:: Material provided ::

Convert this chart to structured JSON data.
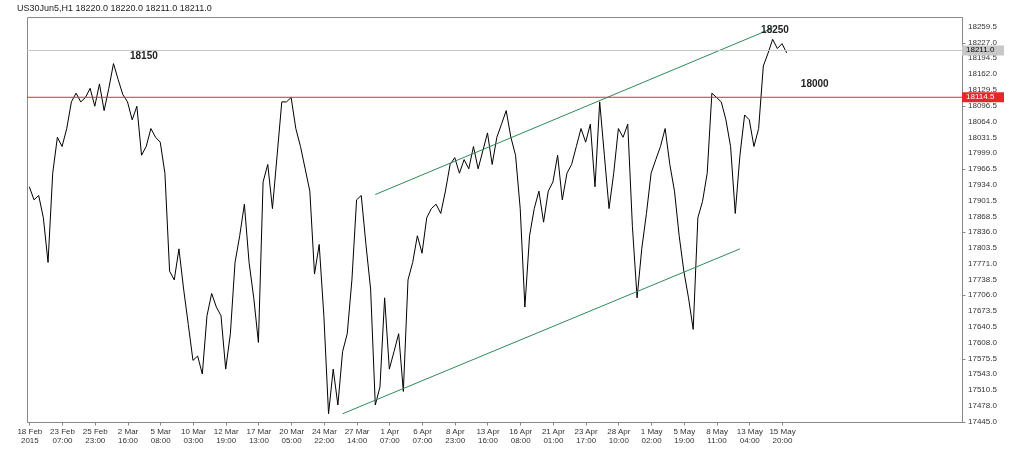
{
  "chart_data": {
    "type": "line",
    "title": "US30Jun5,H1 18220.0 18220.0 18211.0 18211.0",
    "categories": [
      "18 Feb 2015",
      null,
      null,
      null,
      null,
      null,
      null,
      "23 Feb 07:00",
      null,
      null,
      null,
      null,
      null,
      null,
      "25 Feb 23:00",
      null,
      null,
      null,
      null,
      null,
      null,
      "2 Mar 16:00",
      null,
      null,
      null,
      null,
      null,
      null,
      "5 Mar 08:00",
      null,
      null,
      null,
      null,
      null,
      null,
      "10 Mar 03:00",
      null,
      null,
      null,
      null,
      null,
      null,
      "12 Mar 19:00",
      null,
      null,
      null,
      null,
      null,
      null,
      "17 Mar 13:00",
      null,
      null,
      null,
      null,
      null,
      null,
      "20 Mar 05:00",
      null,
      null,
      null,
      null,
      null,
      null,
      "24 Mar 22:00",
      null,
      null,
      null,
      null,
      null,
      null,
      "27 Mar 14:00",
      null,
      null,
      null,
      null,
      null,
      null,
      "1 Apr 07:00",
      null,
      null,
      null,
      null,
      null,
      null,
      "6 Apr 07:00",
      null,
      null,
      null,
      null,
      null,
      null,
      "8 Apr 23:00",
      null,
      null,
      null,
      null,
      null,
      null,
      "13 Apr 16:00",
      null,
      null,
      null,
      null,
      null,
      null,
      "16 Apr 08:00",
      null,
      null,
      null,
      null,
      null,
      null,
      "21 Apr 01:00",
      null,
      null,
      null,
      null,
      null,
      null,
      "23 Apr 17:00",
      null,
      null,
      null,
      null,
      null,
      null,
      "28 Apr 10:00",
      null,
      null,
      null,
      null,
      null,
      null,
      "1 May 02:00",
      null,
      null,
      null,
      null,
      null,
      null,
      "5 May 19:00",
      null,
      null,
      null,
      null,
      null,
      null,
      "8 May 11:00",
      null,
      null,
      null,
      null,
      null,
      null,
      "13 May 04:00",
      null,
      null,
      null,
      null,
      null,
      null,
      "15 May 20:00",
      null,
      null,
      null,
      null,
      null,
      null,
      null,
      null,
      null,
      null,
      null,
      null,
      null,
      null,
      null,
      null,
      null,
      null,
      null,
      null,
      null,
      null,
      null,
      null,
      null,
      null,
      null,
      null,
      null,
      null,
      null,
      null,
      null,
      null,
      null,
      null,
      null,
      null
    ],
    "ylim": [
      17445,
      18280
    ],
    "yticks": [
      {
        "value": 17445,
        "label": "17445.0"
      },
      {
        "value": 17478,
        "label": "17478.0"
      },
      {
        "value": 17510.5,
        "label": "17510.5"
      },
      {
        "value": 17543,
        "label": "17543.0"
      },
      {
        "value": 17575.5,
        "label": "17575.5"
      },
      {
        "value": 17608,
        "label": "17608.0"
      },
      {
        "value": 17640.5,
        "label": "17640.5"
      },
      {
        "value": 17673.5,
        "label": "17673.5"
      },
      {
        "value": 17706,
        "label": "17706.0"
      },
      {
        "value": 17738.5,
        "label": "17738.5"
      },
      {
        "value": 17771,
        "label": "17771.0"
      },
      {
        "value": 17803.5,
        "label": "17803.5"
      },
      {
        "value": 17836,
        "label": "17836.0"
      },
      {
        "value": 17868.5,
        "label": "17868.5"
      },
      {
        "value": 17901.5,
        "label": "17901.5"
      },
      {
        "value": 17934,
        "label": "17934.0"
      },
      {
        "value": 17966.5,
        "label": "17966.5"
      },
      {
        "value": 17999,
        "label": "17999.0"
      },
      {
        "value": 18031.5,
        "label": "18031.5"
      },
      {
        "value": 18064,
        "label": "18064.0"
      },
      {
        "value": 18096.5,
        "label": "18096.5"
      },
      {
        "value": 18129.5,
        "label": "18129.5"
      },
      {
        "value": 18162,
        "label": "18162.0"
      },
      {
        "value": 18194.5,
        "label": "18194.5"
      },
      {
        "value": 18227,
        "label": "18227.0"
      },
      {
        "value": 18259.5,
        "label": "18259.5"
      }
    ],
    "grid": false,
    "marker": "none",
    "line_style": "solid",
    "ref_lines": [
      {
        "axis": "y",
        "value": 18114.5,
        "label": "18114.5",
        "color": "#e8262a"
      },
      {
        "axis": "y",
        "value": 18211,
        "label": "18211.0",
        "color": "#c8c8c8"
      }
    ],
    "annotations": [
      "18150",
      "18250",
      {
        "text": "18000",
        "y": 18114.5
      }
    ],
    "series": [
      {
        "color": "#000000",
        "values": [
          17930,
          17903,
          17912,
          17866,
          17774,
          17958,
          18032,
          18013,
          18050,
          18105,
          18123,
          18105,
          18114,
          18133,
          18096,
          18142,
          18087,
          18133,
          18184,
          18151,
          18120,
          18105,
          18068,
          18096,
          17995,
          18013,
          18050,
          18032,
          18022,
          17958,
          17756,
          17738,
          17802,
          17719,
          17646,
          17572,
          17581,
          17544,
          17664,
          17710,
          17682,
          17664,
          17554,
          17627,
          17774,
          17829,
          17894,
          17774,
          17701,
          17609,
          17940,
          17976,
          17885,
          17995,
          18105,
          18105,
          18114,
          18050,
          18013,
          17967,
          17921,
          17750,
          17811,
          17664,
          17462,
          17554,
          17480,
          17590,
          17627,
          17738,
          17903,
          17912,
          17811,
          17719,
          17480,
          17517,
          17701,
          17554,
          17590,
          17627,
          17508,
          17738,
          17774,
          17829,
          17793,
          17866,
          17885,
          17894,
          17875,
          17921,
          17976,
          17990,
          17958,
          17986,
          17967,
          18013,
          17967,
          18004,
          18041,
          17976,
          18032,
          18059,
          18087,
          18032,
          17995,
          17885,
          17682,
          17829,
          17885,
          17921,
          17857,
          17921,
          17940,
          17995,
          17903,
          17958,
          17976,
          18013,
          18050,
          18022,
          18059,
          17930,
          18105,
          17995,
          17885,
          17958,
          18050,
          18032,
          18059,
          17848,
          17701,
          17802,
          17875,
          17958,
          17986,
          18013,
          18050,
          17976,
          17921,
          17829,
          17756,
          17701,
          17636,
          17866,
          17900,
          17958,
          18123,
          18114,
          18105,
          18068,
          18013,
          17875,
          17995,
          18078,
          18068,
          18013,
          18050,
          18179,
          18205,
          18234,
          18215,
          18225,
          18206,
          null,
          null,
          null,
          null,
          null,
          null,
          null,
          null,
          null,
          null,
          null,
          null,
          null,
          null,
          null,
          null,
          null,
          null,
          null,
          null,
          null,
          null,
          null,
          null,
          null,
          null,
          null,
          null,
          null,
          null,
          null,
          null,
          null,
          null,
          null,
          null,
          null
        ]
      },
      {
        "color": "#2e8b57",
        "values": [
          null,
          null,
          null,
          null,
          null,
          null,
          null,
          null,
          null,
          null,
          null,
          null,
          null,
          null,
          null,
          null,
          null,
          null,
          null,
          null,
          null,
          null,
          null,
          null,
          null,
          null,
          null,
          null,
          null,
          null,
          null,
          null,
          null,
          null,
          null,
          null,
          null,
          null,
          null,
          null,
          null,
          null,
          null,
          null,
          null,
          null,
          null,
          null,
          null,
          null,
          null,
          null,
          null,
          null,
          null,
          null,
          null,
          null,
          null,
          null,
          null,
          null,
          null,
          null,
          null,
          null,
          null,
          null,
          null,
          null,
          null,
          null,
          null,
          null,
          17914,
          null,
          null,
          null,
          null,
          null,
          null,
          null,
          null,
          null,
          null,
          null,
          null,
          null,
          null,
          null,
          null,
          null,
          null,
          null,
          null,
          null,
          null,
          null,
          null,
          null,
          null,
          null,
          null,
          null,
          null,
          null,
          null,
          null,
          null,
          null,
          null,
          null,
          null,
          null,
          null,
          null,
          null,
          null,
          null,
          null,
          null,
          null,
          null,
          null,
          null,
          null,
          null,
          null,
          null,
          null,
          null,
          null,
          null,
          null,
          null,
          null,
          null,
          null,
          null,
          null,
          null,
          null,
          null,
          null,
          null,
          null,
          null,
          null,
          null,
          null,
          null,
          null,
          null,
          null,
          null,
          null,
          null,
          null,
          null,
          18257,
          null,
          null,
          null,
          null,
          null,
          null,
          null,
          null,
          null,
          null,
          null,
          null,
          null,
          null,
          null,
          null,
          null,
          null,
          null,
          null,
          null,
          null,
          null,
          null,
          null,
          null,
          null,
          null,
          null,
          null,
          null,
          null,
          null,
          null,
          null,
          null,
          null,
          null,
          null,
          null
        ]
      },
      {
        "color": "#2e8b57",
        "values": [
          null,
          null,
          null,
          null,
          null,
          null,
          null,
          null,
          null,
          null,
          null,
          null,
          null,
          null,
          null,
          null,
          null,
          null,
          null,
          null,
          null,
          null,
          null,
          null,
          null,
          null,
          null,
          null,
          null,
          null,
          null,
          null,
          null,
          null,
          null,
          null,
          null,
          null,
          null,
          null,
          null,
          null,
          null,
          null,
          null,
          null,
          null,
          null,
          null,
          null,
          null,
          null,
          null,
          null,
          null,
          null,
          null,
          null,
          null,
          null,
          null,
          null,
          null,
          null,
          null,
          null,
          null,
          17462,
          null,
          null,
          null,
          null,
          null,
          null,
          null,
          null,
          null,
          null,
          null,
          null,
          null,
          null,
          null,
          null,
          null,
          null,
          null,
          null,
          null,
          null,
          null,
          null,
          null,
          null,
          null,
          null,
          null,
          null,
          null,
          null,
          null,
          null,
          null,
          null,
          null,
          null,
          null,
          null,
          null,
          null,
          null,
          null,
          null,
          null,
          null,
          null,
          null,
          null,
          null,
          null,
          null,
          null,
          null,
          null,
          null,
          null,
          null,
          null,
          null,
          null,
          null,
          null,
          null,
          null,
          null,
          null,
          null,
          null,
          null,
          null,
          null,
          null,
          null,
          null,
          null,
          null,
          null,
          null,
          null,
          null,
          null,
          null,
          17802,
          null,
          null,
          null,
          null,
          null,
          null,
          null,
          null,
          null,
          null,
          null,
          null,
          null,
          null,
          null,
          null,
          null,
          null,
          null,
          null,
          null,
          null,
          null,
          null,
          null,
          null,
          null,
          null,
          null,
          null,
          null,
          null,
          null,
          null,
          null,
          null,
          null,
          null,
          null,
          null,
          null,
          null,
          null,
          null,
          null,
          null,
          null
        ]
      }
    ]
  }
}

:::

- _Objective_: In the listing above, count each line that holds the string "color". Give the number only.

- _Written answer_: 5